=== What you have to do ===
Locate the string "color" throughout the material and copy every line in which it occurs.

-- START OF Entries supplied --

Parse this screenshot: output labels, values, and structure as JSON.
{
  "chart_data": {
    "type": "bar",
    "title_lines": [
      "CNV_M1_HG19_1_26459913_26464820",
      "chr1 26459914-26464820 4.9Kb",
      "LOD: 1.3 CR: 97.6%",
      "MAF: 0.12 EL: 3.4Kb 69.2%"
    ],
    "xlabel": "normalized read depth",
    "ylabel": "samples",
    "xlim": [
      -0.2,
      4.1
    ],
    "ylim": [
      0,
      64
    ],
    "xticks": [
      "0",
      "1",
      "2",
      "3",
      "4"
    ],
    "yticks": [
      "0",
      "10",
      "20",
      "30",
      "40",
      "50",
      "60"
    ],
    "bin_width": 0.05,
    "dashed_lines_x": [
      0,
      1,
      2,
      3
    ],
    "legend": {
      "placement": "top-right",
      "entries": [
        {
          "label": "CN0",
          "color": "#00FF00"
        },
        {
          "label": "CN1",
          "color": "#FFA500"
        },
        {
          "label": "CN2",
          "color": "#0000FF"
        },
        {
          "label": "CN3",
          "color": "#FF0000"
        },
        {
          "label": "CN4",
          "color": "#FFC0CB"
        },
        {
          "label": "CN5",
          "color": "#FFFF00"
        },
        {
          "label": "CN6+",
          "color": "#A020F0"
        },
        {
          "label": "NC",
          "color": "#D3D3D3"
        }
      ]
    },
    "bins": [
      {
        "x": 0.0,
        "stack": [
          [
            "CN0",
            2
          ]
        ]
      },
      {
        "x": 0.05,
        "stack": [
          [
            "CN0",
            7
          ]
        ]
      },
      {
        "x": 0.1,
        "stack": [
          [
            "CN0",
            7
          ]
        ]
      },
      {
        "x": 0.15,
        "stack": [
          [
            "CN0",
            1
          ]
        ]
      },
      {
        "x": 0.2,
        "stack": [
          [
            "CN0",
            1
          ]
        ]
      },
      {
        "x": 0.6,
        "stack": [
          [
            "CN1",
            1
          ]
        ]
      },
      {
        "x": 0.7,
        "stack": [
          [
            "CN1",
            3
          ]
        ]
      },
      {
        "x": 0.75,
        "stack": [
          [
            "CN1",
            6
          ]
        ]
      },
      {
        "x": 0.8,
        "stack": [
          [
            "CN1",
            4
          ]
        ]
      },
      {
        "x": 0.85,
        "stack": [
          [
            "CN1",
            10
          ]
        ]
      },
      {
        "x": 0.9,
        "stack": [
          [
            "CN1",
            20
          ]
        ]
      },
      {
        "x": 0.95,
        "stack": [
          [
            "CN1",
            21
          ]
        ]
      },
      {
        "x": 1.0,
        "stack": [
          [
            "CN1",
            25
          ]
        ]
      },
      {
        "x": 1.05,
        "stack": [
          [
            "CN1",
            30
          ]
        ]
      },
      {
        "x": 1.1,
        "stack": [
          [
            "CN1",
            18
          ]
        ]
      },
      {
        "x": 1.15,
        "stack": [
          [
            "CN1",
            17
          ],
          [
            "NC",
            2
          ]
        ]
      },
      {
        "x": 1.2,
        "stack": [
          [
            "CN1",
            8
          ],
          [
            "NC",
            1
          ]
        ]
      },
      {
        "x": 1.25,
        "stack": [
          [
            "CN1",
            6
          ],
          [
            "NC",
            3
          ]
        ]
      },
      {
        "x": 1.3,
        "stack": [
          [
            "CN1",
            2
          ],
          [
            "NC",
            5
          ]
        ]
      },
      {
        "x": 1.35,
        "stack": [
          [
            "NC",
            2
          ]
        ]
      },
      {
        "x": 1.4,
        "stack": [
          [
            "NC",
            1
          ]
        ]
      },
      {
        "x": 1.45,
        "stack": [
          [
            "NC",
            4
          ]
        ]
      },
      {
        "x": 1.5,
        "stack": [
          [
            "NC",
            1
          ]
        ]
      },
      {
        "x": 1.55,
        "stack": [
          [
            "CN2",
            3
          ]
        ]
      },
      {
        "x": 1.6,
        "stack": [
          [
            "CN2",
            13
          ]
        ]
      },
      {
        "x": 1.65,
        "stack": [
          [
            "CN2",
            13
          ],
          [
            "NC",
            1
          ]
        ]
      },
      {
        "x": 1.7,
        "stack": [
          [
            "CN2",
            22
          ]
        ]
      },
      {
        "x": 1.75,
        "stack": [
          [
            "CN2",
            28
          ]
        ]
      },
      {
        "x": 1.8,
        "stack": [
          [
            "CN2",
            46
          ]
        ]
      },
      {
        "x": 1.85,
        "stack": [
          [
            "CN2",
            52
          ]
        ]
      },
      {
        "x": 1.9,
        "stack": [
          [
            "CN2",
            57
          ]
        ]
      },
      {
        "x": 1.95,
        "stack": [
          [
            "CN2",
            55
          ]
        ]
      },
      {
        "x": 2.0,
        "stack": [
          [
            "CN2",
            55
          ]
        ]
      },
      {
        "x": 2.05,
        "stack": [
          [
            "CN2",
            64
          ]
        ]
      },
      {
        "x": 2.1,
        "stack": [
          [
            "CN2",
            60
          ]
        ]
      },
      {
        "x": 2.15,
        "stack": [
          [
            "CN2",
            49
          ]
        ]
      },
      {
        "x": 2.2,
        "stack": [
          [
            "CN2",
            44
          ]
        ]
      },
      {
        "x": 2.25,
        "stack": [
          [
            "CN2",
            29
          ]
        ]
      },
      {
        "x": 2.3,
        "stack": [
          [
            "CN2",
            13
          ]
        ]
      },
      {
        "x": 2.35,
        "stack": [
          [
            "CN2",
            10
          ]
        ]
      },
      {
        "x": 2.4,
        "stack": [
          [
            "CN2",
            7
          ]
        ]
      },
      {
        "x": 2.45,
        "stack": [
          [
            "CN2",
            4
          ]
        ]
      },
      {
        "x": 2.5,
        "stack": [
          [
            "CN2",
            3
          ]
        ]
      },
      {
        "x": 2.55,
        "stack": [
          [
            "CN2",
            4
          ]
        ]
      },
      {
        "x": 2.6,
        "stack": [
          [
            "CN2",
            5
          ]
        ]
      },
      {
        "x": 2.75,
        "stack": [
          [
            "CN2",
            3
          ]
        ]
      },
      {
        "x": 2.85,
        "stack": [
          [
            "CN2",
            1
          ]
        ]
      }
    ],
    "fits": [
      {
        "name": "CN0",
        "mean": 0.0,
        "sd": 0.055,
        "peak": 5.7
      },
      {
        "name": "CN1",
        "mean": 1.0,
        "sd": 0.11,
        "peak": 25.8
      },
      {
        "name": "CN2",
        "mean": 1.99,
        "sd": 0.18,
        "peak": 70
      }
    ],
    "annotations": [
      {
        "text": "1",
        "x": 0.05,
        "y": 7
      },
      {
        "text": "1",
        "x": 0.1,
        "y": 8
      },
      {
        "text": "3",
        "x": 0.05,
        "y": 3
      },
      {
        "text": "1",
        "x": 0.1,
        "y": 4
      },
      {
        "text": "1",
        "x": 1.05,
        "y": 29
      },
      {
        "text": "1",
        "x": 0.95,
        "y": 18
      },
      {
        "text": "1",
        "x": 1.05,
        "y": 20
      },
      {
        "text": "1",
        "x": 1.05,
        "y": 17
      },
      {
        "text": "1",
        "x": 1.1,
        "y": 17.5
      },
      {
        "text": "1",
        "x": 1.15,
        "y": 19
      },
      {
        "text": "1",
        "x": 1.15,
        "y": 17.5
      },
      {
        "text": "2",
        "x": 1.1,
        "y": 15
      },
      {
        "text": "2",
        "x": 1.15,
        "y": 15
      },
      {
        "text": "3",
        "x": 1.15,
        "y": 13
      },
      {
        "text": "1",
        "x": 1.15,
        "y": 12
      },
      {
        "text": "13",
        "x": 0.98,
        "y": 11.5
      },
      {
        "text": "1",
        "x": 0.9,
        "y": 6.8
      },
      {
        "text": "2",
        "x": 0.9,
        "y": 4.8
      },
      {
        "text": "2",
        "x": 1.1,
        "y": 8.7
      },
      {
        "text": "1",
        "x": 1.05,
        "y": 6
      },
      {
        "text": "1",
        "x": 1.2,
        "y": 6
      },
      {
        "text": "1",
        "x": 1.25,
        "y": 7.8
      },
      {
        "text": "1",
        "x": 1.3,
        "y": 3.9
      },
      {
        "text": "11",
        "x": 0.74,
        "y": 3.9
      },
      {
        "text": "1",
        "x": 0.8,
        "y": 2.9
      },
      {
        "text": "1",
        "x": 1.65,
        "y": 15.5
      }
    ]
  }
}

-- END OF Entries supplied --

=== Written solution ===
          "color": "#00FF00"
          "color": "#FFA500"
          "color": "#0000FF"
          "color": "#FF0000"
          "color": "#FFC0CB"
          "color": "#FFFF00"
          "color": "#A020F0"
          "color": "#D3D3D3"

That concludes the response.